= Instructions to follow =
Report every line from the material that contains the word "gorge".

--- Begin Dataset content ---

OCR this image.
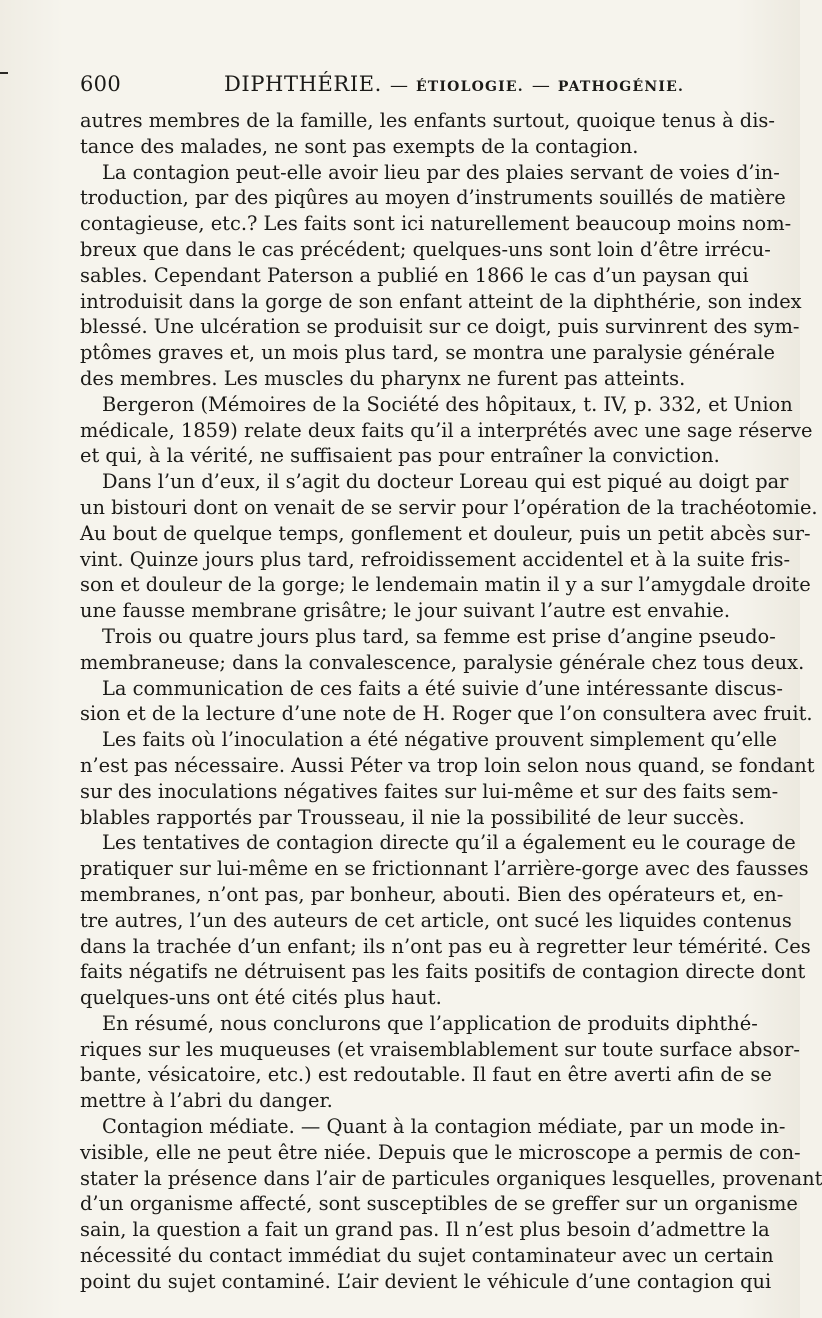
600	DIPHTHÉRIE. — ÉTIOLOGIE. — PATHOGÉNIE.
autres membres de la famille, les enfants surtout, quoique tenus à dis-
tance des malades, ne sont pas exempts de la contagion.
La contagion peut-elle avoir lieu par des plaies servant de voies d’in-
troduction, par des piqûres au moyen d’instruments souillés de matière
contagieuse, etc.? Les faits sont ici naturellement beaucoup moins nom-
breux que dans le cas précédent; quelques-uns sont loin d’être irrécu-
sables. Cependant Paterson a publié en 1866 le cas d’un paysan qui
introduisit dans la gorge de son enfant atteint de la diphthérie, son index
blessé. Une ulcération se produisit sur ce doigt, puis survinrent des sym-
ptômes graves et, un mois plus tard, se montra une paralysie générale
des membres. Les muscles du pharynx ne furent pas atteints.
Bergeron (Mémoires de la Société des hôpitaux, t. IV, p. 332, et Union
médicale, 1859) relate deux faits qu’il a interprétés avec une sage réserve
et qui, à la vérité, ne suffisaient pas pour entraîner la conviction.
Dans l’un d’eux, il s’agit du docteur Loreau qui est piqué au doigt par
un bistouri dont on venait de se servir pour l’opération de la trachéotomie.
Au bout de quelque temps, gonflement et douleur, puis un petit abcès sur-
vint. Quinze jours plus tard, refroidissement accidentel et à la suite fris-
son et douleur de la gorge; le lendemain matin il y a sur l’amygdale droite
une fausse membrane grisâtre; le jour suivant l’autre est envahie.
Trois ou quatre jours plus tard, sa femme est prise d’angine pseudo-
membraneuse; dans la convalescence, paralysie générale chez tous deux.
La communication de ces faits a été suivie d’une intéressante discus-
sion et de la lecture d’une note de H. Roger que l’on consultera avec fruit.
Les faits où l’inoculation a été négative prouvent simplement qu’elle
n’est pas nécessaire. Aussi Péter va trop loin selon nous quand, se fondant
sur des inoculations négatives faites sur lui-même et sur des faits sem-
blables rapportés par Trousseau, il nie la possibilité de leur succès.
Les tentatives de contagion directe qu’il a également eu le courage de
pratiquer sur lui-même en se frictionnant l’arrière-gorge avec des fausses
membranes, n’ont pas, par bonheur, abouti. Bien des opérateurs et, en-
tre autres, l’un des auteurs de cet article, ont sucé les liquides contenus
dans la trachée d’un enfant; ils n’ont pas eu à regretter leur témérité. Ces
faits négatifs ne détruisent pas les faits positifs de contagion directe dont
quelques-uns ont été cités plus haut.
En résumé, nous conclurons que l’application de produits diphthé-
riques sur les muqueuses (et vraisemblablement sur toute surface absor-
bante, vésicatoire, etc.) est redoutable. Il faut en être averti afin de se
mettre à l’abri du danger.
Contagion médiate. — Quant à la contagion médiate, par un mode in-
visible, elle ne peut être niée. Depuis que le microscope a permis de con-
stater la présence dans l’air de particules organiques lesquelles, provenant
d’un organisme affecté, sont susceptibles de se greffer sur un organisme
sain, la question a fait un grand pas. Il n’est plus besoin d’admettre la
nécessité du contact immédiat du sujet contaminateur avec un certain
point du sujet contaminé. L’air devient le véhicule d’une contagion qui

--- End Dataset content ---

= Solved problem =
introduisit dans la gorge de son enfant atteint de la diphthérie, son index
son et douleur de la gorge; le lendemain matin il y a sur l’amygdale droite
pratiquer sur lui-même en se frictionnant l’arrière-gorge avec des fausses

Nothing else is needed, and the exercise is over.